DO THIS: Write out the listing beneath this instruction in its entirety, exactly as it reads.

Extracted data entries
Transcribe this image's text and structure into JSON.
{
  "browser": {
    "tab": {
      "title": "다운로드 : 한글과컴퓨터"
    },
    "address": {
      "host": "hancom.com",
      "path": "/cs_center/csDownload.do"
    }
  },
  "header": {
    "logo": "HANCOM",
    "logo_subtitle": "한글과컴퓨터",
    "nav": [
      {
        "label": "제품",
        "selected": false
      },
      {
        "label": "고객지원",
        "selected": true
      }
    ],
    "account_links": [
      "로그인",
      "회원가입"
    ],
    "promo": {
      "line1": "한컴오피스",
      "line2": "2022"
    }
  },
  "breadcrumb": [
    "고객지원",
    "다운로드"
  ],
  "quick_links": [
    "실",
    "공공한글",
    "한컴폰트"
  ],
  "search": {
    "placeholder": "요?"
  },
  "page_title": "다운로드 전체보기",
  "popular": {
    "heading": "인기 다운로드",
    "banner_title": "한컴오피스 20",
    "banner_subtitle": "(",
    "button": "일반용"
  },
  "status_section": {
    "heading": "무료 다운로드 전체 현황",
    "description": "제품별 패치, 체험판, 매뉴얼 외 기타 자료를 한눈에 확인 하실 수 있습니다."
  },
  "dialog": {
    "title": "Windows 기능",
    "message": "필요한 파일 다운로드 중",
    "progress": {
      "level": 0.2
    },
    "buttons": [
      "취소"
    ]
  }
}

ANSWER BELOW:
Transcribe this image's text and structure into JSON.
{
  "browser": {
    "tab": {
      "title": "다운로드 : 한글과컴퓨터"
    },
    "address": {
      "host": "hancom.com",
      "path": "/cs_center/csDownload.do"
    }
  },
  "header": {
    "logo": "HANCOM",
    "logo_subtitle": "한글과컴퓨터",
    "nav": [
      {
        "label": "제품",
        "selected": false
      },
      {
        "label": "고객지원",
        "selected": true
      }
    ],
    "account_links": [
      "로그인",
      "회원가입"
    ],
    "promo": {
      "line1": "한컴오피스",
      "line2": "2022"
    }
  },
  "breadcrumb": [
    "고객지원",
    "다운로드"
  ],
  "quick_links": [
    "실",
    "공공한글",
    "한컴폰트"
  ],
  "search": {
    "placeholder": "요?"
  },
  "page_title": "다운로드 전체보기",
  "popular": {
    "heading": "인기 다운로드",
    "banner_title": "한컴오피스 20",
    "banner_subtitle": "(",
    "button": "일반용"
  },
  "status_section": {
    "heading": "무료 다운로드 전체 현황",
    "description": "제품별 패치, 체험판, 매뉴얼 외 기타 자료를 한눈에 확인 하실 수 있습니다."
  },
  "dialog": {
    "title": "Windows 기능",
    "message": "필요한 파일 다운로드 중",
    "progress": {
      "level": 0.2
    },
    "buttons": [
      "취소"
    ]
  }
}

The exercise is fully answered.